- [Passage given]:

[Core] More robust example for incremental runs #5321

dbeatty10 · 2024-04-22T18:41:13Z

Link to the page(s) on docs.getdbt.com requiring updates

https://docs.getdbt.com/docs/build/incremental-models

Tell us more about this update

The docs currently have the following example:

{% if is_incremental() %}
  where event_time >= (select max(event_time) from {{ this }})
{% endif %}

But this assumes that the the table is not empty.

Improved logic handles the case when the table is empty by using a default date in the distant past:

  where event_time >= (select coalesce(max(event_time), '1900-01-01') from {{ this }})

Reviewers/Stakeholders/SMEs

@b-per

Related GitHub issues

dbt-labs/dbt-core#9997 (comment)

Additional information

Tip

Instead of '1900-01-01', the ideal scenario would be if there were a cross-database way to specify the minimum date / timestamp_tz / timestamp_ntz / timestamp_ltz supported by the database engine. Then we'd just include that in our example instead.

The text was updated successfully, but these errors were encountered:

BenameurZyad · 2024-04-22T19:35:41Z

We used something like this in our case :

where event_time >= ( select coalesce(max(event_time), '' ) from {{ this }} )

dbeatty10 · 2024-04-23T13:22:50Z

@BenameurZyad coalesce(max(event_time), '' ) didn't work for me when I tried it out -- which database did you use? And are you certain it worked as intended when the incremental table is empty?

- [Request 1]:
In the issue, what default date does the improved logic fall back on when the table is empty?
The issue and the rows below it were drawn from unrelated sources.

- [Material supplied]:
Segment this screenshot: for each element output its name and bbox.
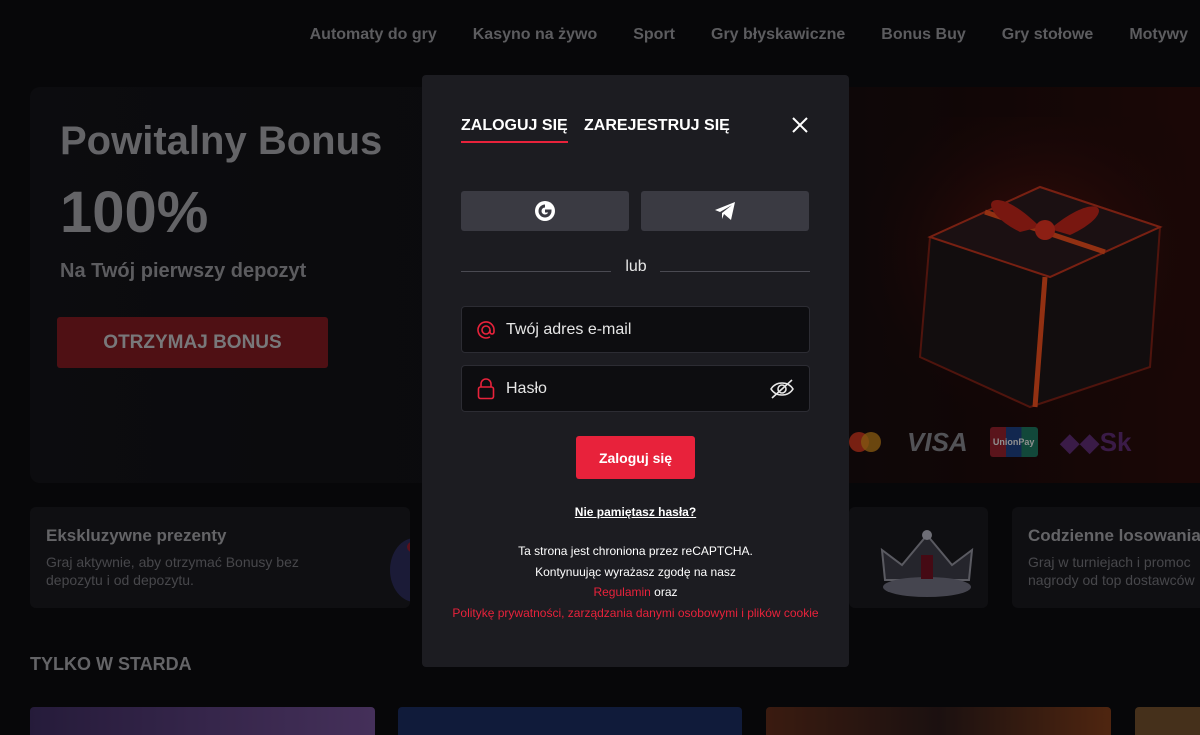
lock-icon — [476, 377, 496, 399]
google-icon — [535, 201, 555, 221]
divider-line-left — [461, 271, 611, 272]
forgot-password-link[interactable]: Nie pamiętasz hasła? — [422, 505, 849, 519]
telegram-icon — [715, 202, 735, 220]
divider-line-right — [660, 271, 810, 272]
legal-notice: Ta strona jest chroniona przez reCAPTCHA… — [452, 541, 819, 623]
login-button[interactable]: Zaloguj się — [576, 436, 695, 479]
close-icon[interactable] — [788, 113, 812, 137]
google-login-button[interactable] — [461, 191, 629, 231]
and-text: oraz — [650, 585, 678, 599]
login-modal: ZALOGUJ SIĘ ZAREJESTRUJ SIĘ lub Twój adr… — [422, 75, 849, 667]
privacy-policy-link[interactable]: Politykę prywatności, zarządzania danymi… — [452, 603, 819, 624]
tab-register[interactable]: ZAREJESTRUJ SIĘ — [584, 117, 730, 141]
recaptcha-text: Ta strona jest chroniona przez reCAPTCHA… — [518, 544, 753, 558]
consent-text: Kontynuując wyrażasz zgodę na nasz — [535, 564, 736, 579]
password-field — [461, 365, 810, 412]
divider-text: lub — [625, 258, 647, 275]
terms-line: Regulamin oraz — [452, 582, 819, 603]
password-input[interactable] — [506, 379, 756, 398]
telegram-login-button[interactable] — [641, 191, 809, 231]
email-input[interactable] — [506, 320, 756, 339]
terms-link[interactable]: Regulamin — [593, 585, 650, 599]
tab-login[interactable]: ZALOGUJ SIĘ — [461, 117, 568, 143]
eye-slash-icon[interactable] — [769, 378, 795, 400]
email-field — [461, 306, 810, 353]
at-icon — [476, 320, 496, 340]
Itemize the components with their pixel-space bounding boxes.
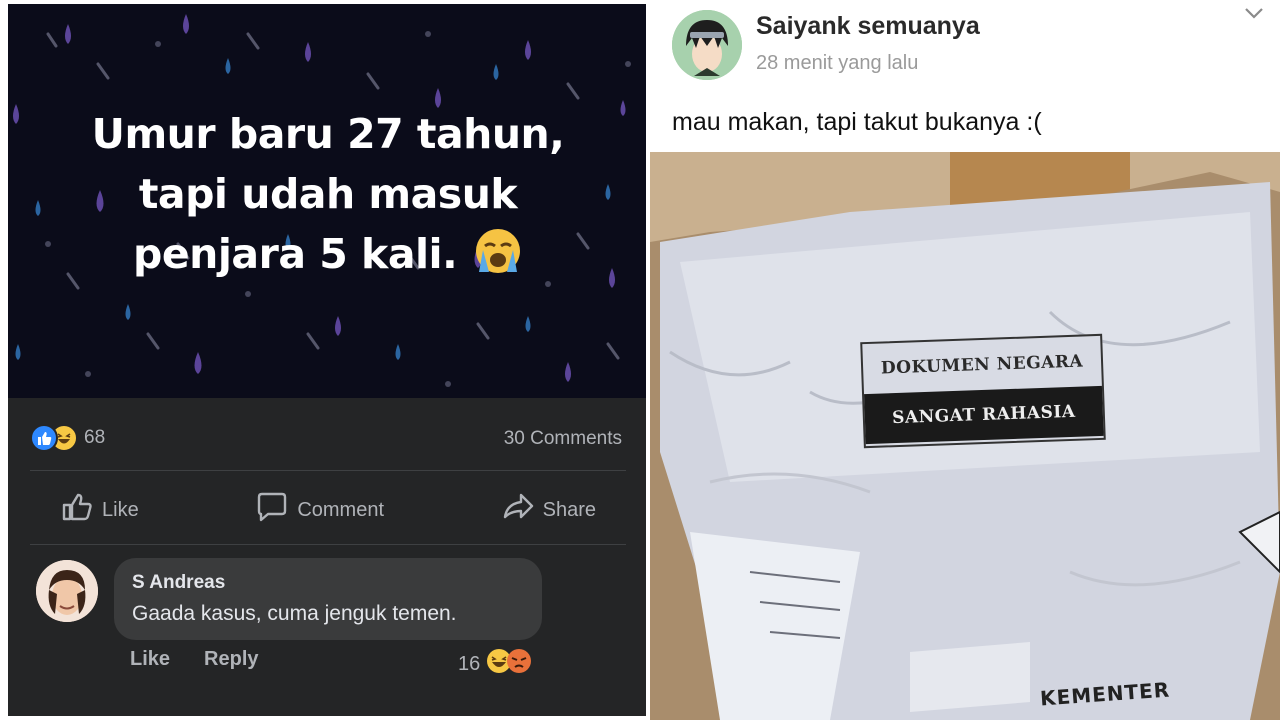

- [Request 2]:
Quote all of the rows in Block 1 verbatim, omitting the picture placeholders.

- [Finished answer 1]:
'1900-01-01'

- [Finished answer 2]:
Segment this screenshot: for each element output its name and bbox.
lock-icon — [476, 377, 496, 399]
google-icon — [535, 201, 555, 221]
divider-line-left — [461, 271, 611, 272]
forgot-password-link[interactable]: Nie pamiętasz hasła? — [422, 505, 849, 519]
telegram-icon — [715, 202, 735, 220]
divider-line-right — [660, 271, 810, 272]
legal-notice: Ta strona jest chroniona przez reCAPTCHA… — [452, 541, 819, 623]
login-button[interactable]: Zaloguj się — [576, 436, 695, 479]
close-icon[interactable] — [788, 113, 812, 137]
google-login-button[interactable] — [461, 191, 629, 231]
and-text: oraz — [650, 585, 678, 599]
login-modal: ZALOGUJ SIĘ ZAREJESTRUJ SIĘ lub Twój adr… — [422, 75, 849, 667]
privacy-policy-link[interactable]: Politykę prywatności, zarządzania danymi… — [452, 603, 819, 624]
tab-register[interactable]: ZAREJESTRUJ SIĘ — [584, 117, 730, 141]
recaptcha-text: Ta strona jest chroniona przez reCAPTCHA… — [518, 544, 753, 558]
consent-text: Kontynuując wyrażasz zgodę na nasz — [535, 564, 736, 579]
password-field — [461, 365, 810, 412]
divider-text: lub — [625, 258, 647, 275]
terms-line: Regulamin oraz — [452, 582, 819, 603]
password-input[interactable] — [506, 379, 756, 398]
telegram-login-button[interactable] — [641, 191, 809, 231]
email-input[interactable] — [506, 320, 756, 339]
terms-link[interactable]: Regulamin — [593, 585, 650, 599]
tab-login[interactable]: ZALOGUJ SIĘ — [461, 117, 568, 143]
eye-slash-icon[interactable] — [769, 378, 795, 400]
email-field — [461, 306, 810, 353]
at-icon — [476, 320, 496, 340]
Itemize the components with their pixel-space bounding boxes.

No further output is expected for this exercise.